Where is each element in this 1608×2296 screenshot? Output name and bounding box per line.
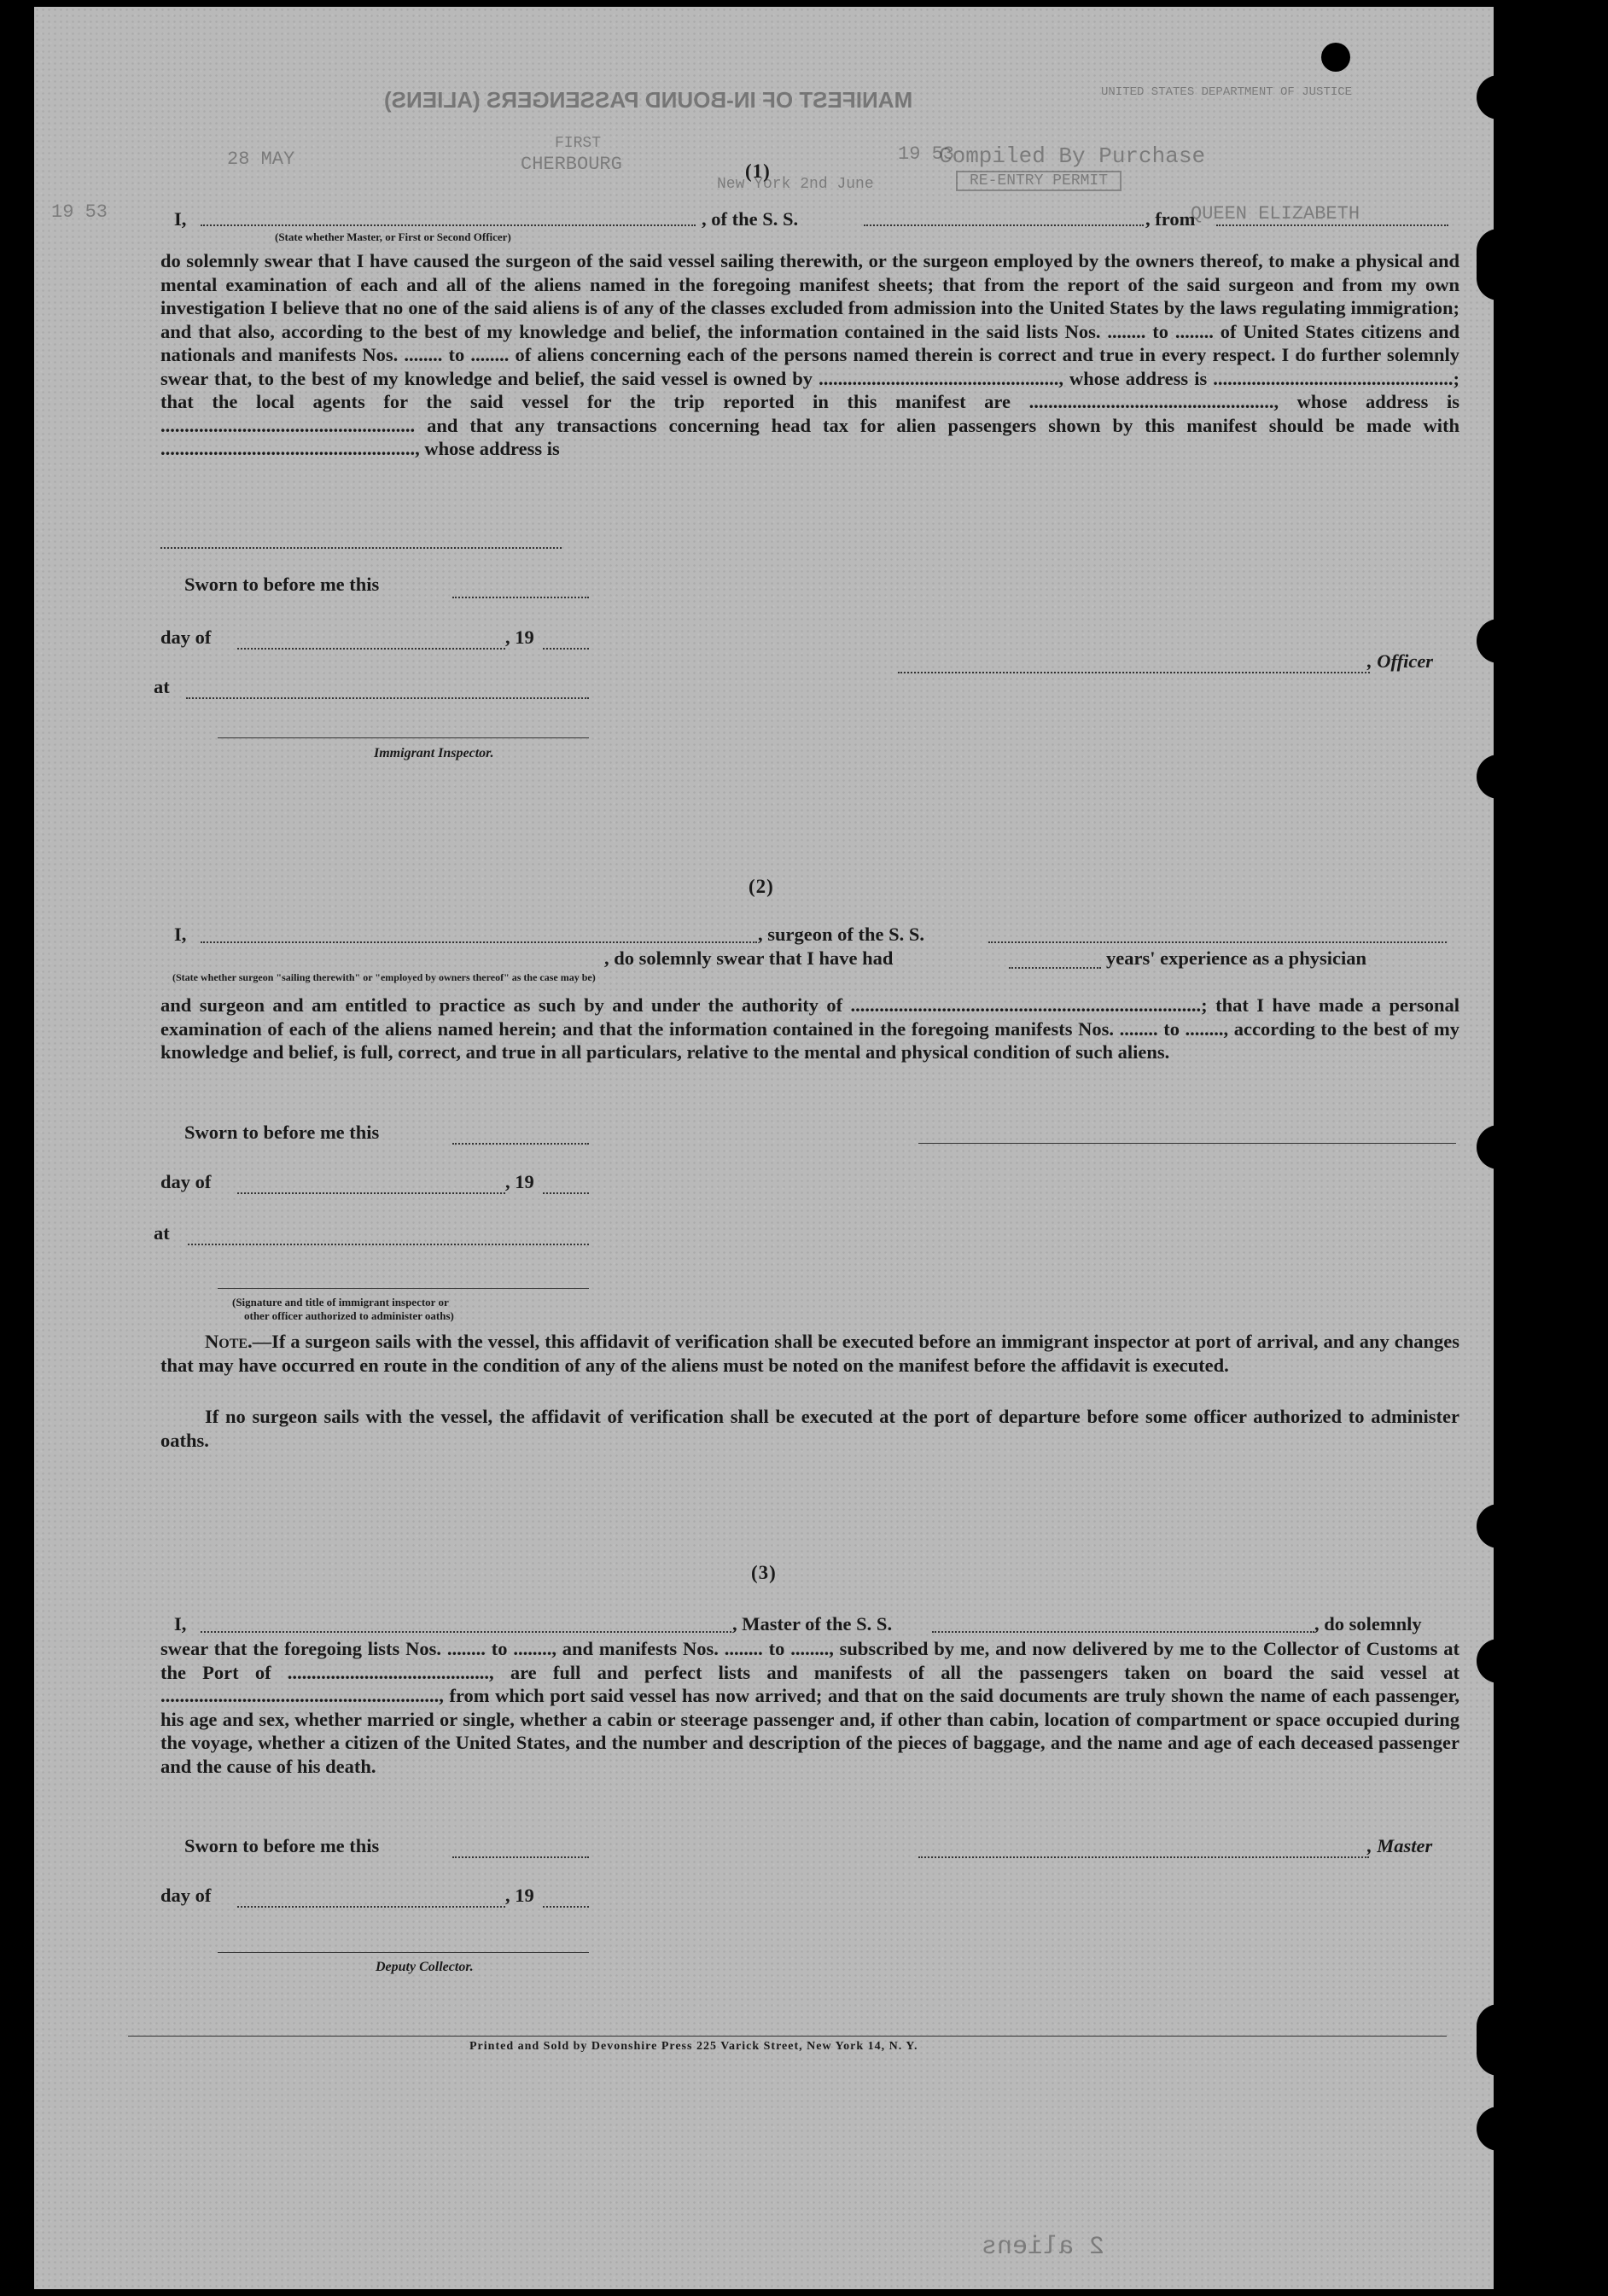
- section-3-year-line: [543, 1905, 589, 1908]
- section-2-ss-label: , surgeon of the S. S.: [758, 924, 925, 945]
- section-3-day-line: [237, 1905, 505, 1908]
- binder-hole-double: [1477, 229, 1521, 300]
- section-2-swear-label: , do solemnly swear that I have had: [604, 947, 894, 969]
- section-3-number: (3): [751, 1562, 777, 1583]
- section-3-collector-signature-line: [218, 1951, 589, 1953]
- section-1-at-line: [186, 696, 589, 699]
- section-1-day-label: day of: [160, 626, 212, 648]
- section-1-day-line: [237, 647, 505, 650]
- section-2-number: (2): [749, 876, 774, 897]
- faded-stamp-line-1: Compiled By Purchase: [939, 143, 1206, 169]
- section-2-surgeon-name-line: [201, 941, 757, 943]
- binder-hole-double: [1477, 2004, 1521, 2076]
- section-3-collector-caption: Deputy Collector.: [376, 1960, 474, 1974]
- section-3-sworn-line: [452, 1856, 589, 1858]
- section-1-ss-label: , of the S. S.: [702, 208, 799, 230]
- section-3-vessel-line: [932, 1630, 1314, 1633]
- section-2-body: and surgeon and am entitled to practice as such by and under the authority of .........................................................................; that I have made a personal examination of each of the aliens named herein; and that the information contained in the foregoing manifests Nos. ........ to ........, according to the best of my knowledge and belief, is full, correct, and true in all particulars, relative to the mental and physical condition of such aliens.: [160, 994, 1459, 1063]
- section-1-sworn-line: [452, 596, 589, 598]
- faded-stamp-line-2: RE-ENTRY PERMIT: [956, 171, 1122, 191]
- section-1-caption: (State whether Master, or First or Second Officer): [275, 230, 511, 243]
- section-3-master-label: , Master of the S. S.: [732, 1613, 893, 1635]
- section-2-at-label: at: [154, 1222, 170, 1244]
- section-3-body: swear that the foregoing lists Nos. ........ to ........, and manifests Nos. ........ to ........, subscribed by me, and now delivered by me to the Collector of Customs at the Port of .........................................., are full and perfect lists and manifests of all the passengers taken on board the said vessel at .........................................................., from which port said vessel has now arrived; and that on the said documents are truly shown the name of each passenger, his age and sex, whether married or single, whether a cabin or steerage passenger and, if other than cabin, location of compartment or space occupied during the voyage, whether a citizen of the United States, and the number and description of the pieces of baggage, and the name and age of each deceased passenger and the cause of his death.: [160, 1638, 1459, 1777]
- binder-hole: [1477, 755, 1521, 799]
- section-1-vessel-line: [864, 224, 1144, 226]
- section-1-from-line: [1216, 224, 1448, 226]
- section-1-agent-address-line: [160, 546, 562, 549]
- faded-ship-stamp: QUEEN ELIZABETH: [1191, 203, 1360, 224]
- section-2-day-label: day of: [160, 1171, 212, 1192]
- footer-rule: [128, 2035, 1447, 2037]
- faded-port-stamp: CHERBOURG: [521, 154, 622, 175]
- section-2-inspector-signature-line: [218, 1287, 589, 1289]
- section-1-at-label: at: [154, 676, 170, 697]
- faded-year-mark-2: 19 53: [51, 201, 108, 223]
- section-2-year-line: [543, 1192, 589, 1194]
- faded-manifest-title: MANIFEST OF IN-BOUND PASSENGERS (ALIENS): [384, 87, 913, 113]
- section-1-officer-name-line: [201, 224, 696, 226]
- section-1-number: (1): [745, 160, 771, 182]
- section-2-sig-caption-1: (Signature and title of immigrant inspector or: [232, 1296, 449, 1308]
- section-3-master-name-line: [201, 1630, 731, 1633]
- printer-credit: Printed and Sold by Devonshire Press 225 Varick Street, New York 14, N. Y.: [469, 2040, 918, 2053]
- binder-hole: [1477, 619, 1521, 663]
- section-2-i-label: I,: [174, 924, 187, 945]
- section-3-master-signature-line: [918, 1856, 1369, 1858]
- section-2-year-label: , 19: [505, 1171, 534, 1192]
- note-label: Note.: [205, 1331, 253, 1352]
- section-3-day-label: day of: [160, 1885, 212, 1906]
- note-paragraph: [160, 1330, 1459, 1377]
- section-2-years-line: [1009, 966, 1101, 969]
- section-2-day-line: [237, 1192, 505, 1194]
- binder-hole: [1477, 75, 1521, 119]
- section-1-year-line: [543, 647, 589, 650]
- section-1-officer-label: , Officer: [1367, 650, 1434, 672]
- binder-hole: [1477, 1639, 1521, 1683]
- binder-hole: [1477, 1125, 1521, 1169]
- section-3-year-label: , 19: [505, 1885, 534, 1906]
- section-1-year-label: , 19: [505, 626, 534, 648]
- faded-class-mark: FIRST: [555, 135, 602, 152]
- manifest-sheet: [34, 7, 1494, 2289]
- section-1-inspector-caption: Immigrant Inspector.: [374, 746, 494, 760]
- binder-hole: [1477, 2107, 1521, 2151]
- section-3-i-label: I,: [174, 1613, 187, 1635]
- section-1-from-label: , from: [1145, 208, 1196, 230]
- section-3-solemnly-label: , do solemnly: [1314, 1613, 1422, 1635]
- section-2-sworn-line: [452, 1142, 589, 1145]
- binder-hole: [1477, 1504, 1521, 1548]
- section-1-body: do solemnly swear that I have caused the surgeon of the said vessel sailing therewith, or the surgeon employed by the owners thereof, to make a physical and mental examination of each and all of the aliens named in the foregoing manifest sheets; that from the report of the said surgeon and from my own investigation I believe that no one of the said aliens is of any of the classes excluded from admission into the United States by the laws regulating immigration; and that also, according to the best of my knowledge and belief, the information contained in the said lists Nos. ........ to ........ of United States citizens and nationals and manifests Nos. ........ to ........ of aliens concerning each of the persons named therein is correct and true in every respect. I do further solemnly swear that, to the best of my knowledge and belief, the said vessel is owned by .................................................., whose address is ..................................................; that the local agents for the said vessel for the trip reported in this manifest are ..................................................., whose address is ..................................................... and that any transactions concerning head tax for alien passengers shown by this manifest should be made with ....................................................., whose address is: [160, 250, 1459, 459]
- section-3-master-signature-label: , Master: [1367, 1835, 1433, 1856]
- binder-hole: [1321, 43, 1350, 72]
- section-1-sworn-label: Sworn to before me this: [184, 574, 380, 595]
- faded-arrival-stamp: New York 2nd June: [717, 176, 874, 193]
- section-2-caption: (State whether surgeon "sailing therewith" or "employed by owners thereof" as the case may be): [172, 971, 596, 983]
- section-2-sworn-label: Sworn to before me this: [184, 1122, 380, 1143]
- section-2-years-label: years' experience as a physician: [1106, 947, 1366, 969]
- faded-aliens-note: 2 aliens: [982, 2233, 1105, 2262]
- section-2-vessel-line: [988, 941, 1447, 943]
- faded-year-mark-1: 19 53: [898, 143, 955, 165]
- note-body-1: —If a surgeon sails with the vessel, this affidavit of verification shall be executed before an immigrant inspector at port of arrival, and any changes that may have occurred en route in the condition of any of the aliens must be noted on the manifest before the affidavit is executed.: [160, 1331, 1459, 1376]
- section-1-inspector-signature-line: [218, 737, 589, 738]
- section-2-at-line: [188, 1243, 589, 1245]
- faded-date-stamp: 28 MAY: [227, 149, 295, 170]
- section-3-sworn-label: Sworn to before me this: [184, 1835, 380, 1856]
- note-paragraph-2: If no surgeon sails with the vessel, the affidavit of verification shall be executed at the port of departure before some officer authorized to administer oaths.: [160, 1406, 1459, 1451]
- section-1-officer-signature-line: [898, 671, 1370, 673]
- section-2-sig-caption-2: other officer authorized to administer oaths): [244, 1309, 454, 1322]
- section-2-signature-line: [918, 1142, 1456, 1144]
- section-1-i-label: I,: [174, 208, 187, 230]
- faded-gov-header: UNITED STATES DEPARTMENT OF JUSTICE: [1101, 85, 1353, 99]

• Objective: Copy out all of the rows above verbatim, leaving out the pictures.

• Result for this task:
Where is each element in this 1608×2296 screenshot? Output name and bounding box per line.
- section-3-year-line: [543, 1905, 589, 1908]
- section-2-ss-label: , surgeon of the S. S.: [758, 924, 925, 945]
- section-3-day-line: [237, 1905, 505, 1908]
- binder-hole-double: [1477, 229, 1521, 300]
- section-2-swear-label: , do solemnly swear that I have had: [604, 947, 894, 969]
- section-3-number: (3): [751, 1562, 777, 1583]
- section-3-collector-signature-line: [218, 1951, 589, 1953]
- section-1-at-line: [186, 696, 589, 699]
- section-1-day-label: day of: [160, 626, 212, 648]
- section-1-day-line: [237, 647, 505, 650]
- section-2-number: (2): [749, 876, 774, 897]
- faded-stamp-line-1: Compiled By Purchase: [939, 143, 1206, 169]
- section-2-surgeon-name-line: [201, 941, 757, 943]
- binder-hole-double: [1477, 2004, 1521, 2076]
- section-3-collector-caption: Deputy Collector.: [376, 1960, 474, 1974]
- section-3-sworn-line: [452, 1856, 589, 1858]
- section-1-ss-label: , of the S. S.: [702, 208, 799, 230]
- section-3-vessel-line: [932, 1630, 1314, 1633]
- section-2-body: and surgeon and am entitled to practice as such by and under the authority of .........................................................................; that I have made a personal examination of each of the aliens named herein; and that the information contained in the foregoing manifests Nos. ........ to ........, according to the best of my knowledge and belief, is full, correct, and true in all particulars, relative to the mental and physical condition of such aliens.: [160, 994, 1459, 1063]
- section-1-sworn-line: [452, 596, 589, 598]
- faded-stamp-line-2: RE-ENTRY PERMIT: [956, 171, 1122, 191]
- section-1-caption: (State whether Master, or First or Second Officer): [275, 230, 511, 243]
- section-3-master-label: , Master of the S. S.: [732, 1613, 893, 1635]
- section-2-at-label: at: [154, 1222, 170, 1244]
- section-3-body: swear that the foregoing lists Nos. ........ to ........, and manifests Nos. ........ to ........, subscribed by me, and now delivered by me to the Collector of Customs at the Port of .........................................., are full and perfect lists and manifests of all the passengers taken on board the said vessel at .........................................................., from which port said vessel has now arrived; and that on the said documents are truly shown the name of each passenger, his age and sex, whether married or single, whether a cabin or steerage passenger and, if other than cabin, location of compartment or space occupied during the voyage, whether a citizen of the United States, and the number and description of the pieces of baggage, and the name and age of each deceased passenger and the cause of his death.: [160, 1638, 1459, 1777]
- binder-hole: [1477, 755, 1521, 799]
- section-1-vessel-line: [864, 224, 1144, 226]
- section-1-from-line: [1216, 224, 1448, 226]
- section-1-agent-address-line: [160, 546, 562, 549]
- faded-ship-stamp: QUEEN ELIZABETH: [1191, 203, 1360, 224]
- section-2-day-label: day of: [160, 1171, 212, 1192]
- footer-rule: [128, 2035, 1447, 2037]
- faded-port-stamp: CHERBOURG: [521, 154, 622, 175]
- section-2-inspector-signature-line: [218, 1287, 589, 1289]
- section-1-at-label: at: [154, 676, 170, 697]
- faded-year-mark-2: 19 53: [51, 201, 108, 223]
- section-2-year-line: [543, 1192, 589, 1194]
- faded-manifest-title: MANIFEST OF IN-BOUND PASSENGERS (ALIENS): [384, 87, 913, 113]
- section-1-officer-name-line: [201, 224, 696, 226]
- section-1-number: (1): [745, 160, 771, 182]
- section-2-sig-caption-1: (Signature and title of immigrant inspector or: [232, 1296, 449, 1308]
- section-3-master-name-line: [201, 1630, 731, 1633]
- printer-credit: Printed and Sold by Devonshire Press 225 Varick Street, New York 14, N. Y.: [469, 2040, 918, 2053]
- binder-hole: [1477, 619, 1521, 663]
- section-2-i-label: I,: [174, 924, 187, 945]
- section-3-master-signature-line: [918, 1856, 1369, 1858]
- section-2-year-label: , 19: [505, 1171, 534, 1192]
- note-label: Note.: [205, 1331, 253, 1352]
- section-3-day-label: day of: [160, 1885, 212, 1906]
- note-paragraph: [160, 1330, 1459, 1377]
- section-2-years-line: [1009, 966, 1101, 969]
- section-2-day-line: [237, 1192, 505, 1194]
- binder-hole: [1477, 75, 1521, 119]
- section-1-year-line: [543, 647, 589, 650]
- section-1-officer-label: , Officer: [1367, 650, 1434, 672]
- binder-hole: [1477, 1639, 1521, 1683]
- binder-hole: [1477, 1125, 1521, 1169]
- section-3-year-label: , 19: [505, 1885, 534, 1906]
- section-1-year-label: , 19: [505, 626, 534, 648]
- faded-class-mark: FIRST: [555, 135, 602, 152]
- manifest-sheet: [34, 7, 1494, 2289]
- section-1-inspector-caption: Immigrant Inspector.: [374, 746, 494, 760]
- binder-hole: [1477, 2107, 1521, 2151]
- section-3-i-label: I,: [174, 1613, 187, 1635]
- section-1-from-label: , from: [1145, 208, 1196, 230]
- section-3-solemnly-label: , do solemnly: [1314, 1613, 1422, 1635]
- section-2-sworn-line: [452, 1142, 589, 1145]
- binder-hole: [1477, 1504, 1521, 1548]
- section-1-body: do solemnly swear that I have caused the surgeon of the said vessel sailing therewith, or the surgeon employed by the owners thereof, to make a physical and mental examination of each and all of the aliens named in the foregoing manifest sheets; that from the report of the said surgeon and from my own investigation I believe that no one of the said aliens is of any of the classes excluded from admission into the United States by the laws regulating immigration; and that also, according to the best of my knowledge and belief, the information contained in the said lists Nos. ........ to ........ of United States citizens and nationals and manifests Nos. ........ to ........ of aliens concerning each of the persons named therein is correct and true in every respect. I do further solemnly swear that, to the best of my knowledge and belief, the said vessel is owned by .................................................., whose address is ..................................................; that the local agents for the said vessel for the trip reported in this manifest are ..................................................., whose address is ..................................................... and that any transactions concerning head tax for alien passengers shown by this manifest should be made with ....................................................., whose address is: [160, 250, 1459, 459]
- section-3-master-signature-label: , Master: [1367, 1835, 1433, 1856]
- binder-hole: [1321, 43, 1350, 72]
- section-1-sworn-label: Sworn to before me this: [184, 574, 380, 595]
- faded-arrival-stamp: New York 2nd June: [717, 176, 874, 193]
- section-2-caption: (State whether surgeon "sailing therewith" or "employed by owners thereof" as the case may be): [172, 971, 596, 983]
- section-2-sworn-label: Sworn to before me this: [184, 1122, 380, 1143]
- section-2-years-label: years' experience as a physician: [1106, 947, 1366, 969]
- faded-aliens-note: 2 aliens: [982, 2233, 1105, 2262]
- section-2-vessel-line: [988, 941, 1447, 943]
- faded-year-mark-1: 19 53: [898, 143, 955, 165]
- note-body-1: —If a surgeon sails with the vessel, this affidavit of verification shall be executed before an immigrant inspector at port of arrival, and any changes that may have occurred en route in the condition of any of the aliens must be noted on the manifest before the affidavit is executed.: [160, 1331, 1459, 1376]
- section-1-inspector-signature-line: [218, 737, 589, 738]
- section-2-at-line: [188, 1243, 589, 1245]
- faded-date-stamp: 28 MAY: [227, 149, 295, 170]
- section-3-sworn-label: Sworn to before me this: [184, 1835, 380, 1856]
- note-paragraph-2: If no surgeon sails with the vessel, the affidavit of verification shall be executed at the port of departure before some officer authorized to administer oaths.: [160, 1406, 1459, 1451]
- section-1-officer-signature-line: [898, 671, 1370, 673]
- section-2-sig-caption-2: other officer authorized to administer oaths): [244, 1309, 454, 1322]
- section-2-signature-line: [918, 1142, 1456, 1144]
- section-1-i-label: I,: [174, 208, 187, 230]
- faded-gov-header: UNITED STATES DEPARTMENT OF JUSTICE: [1101, 85, 1353, 99]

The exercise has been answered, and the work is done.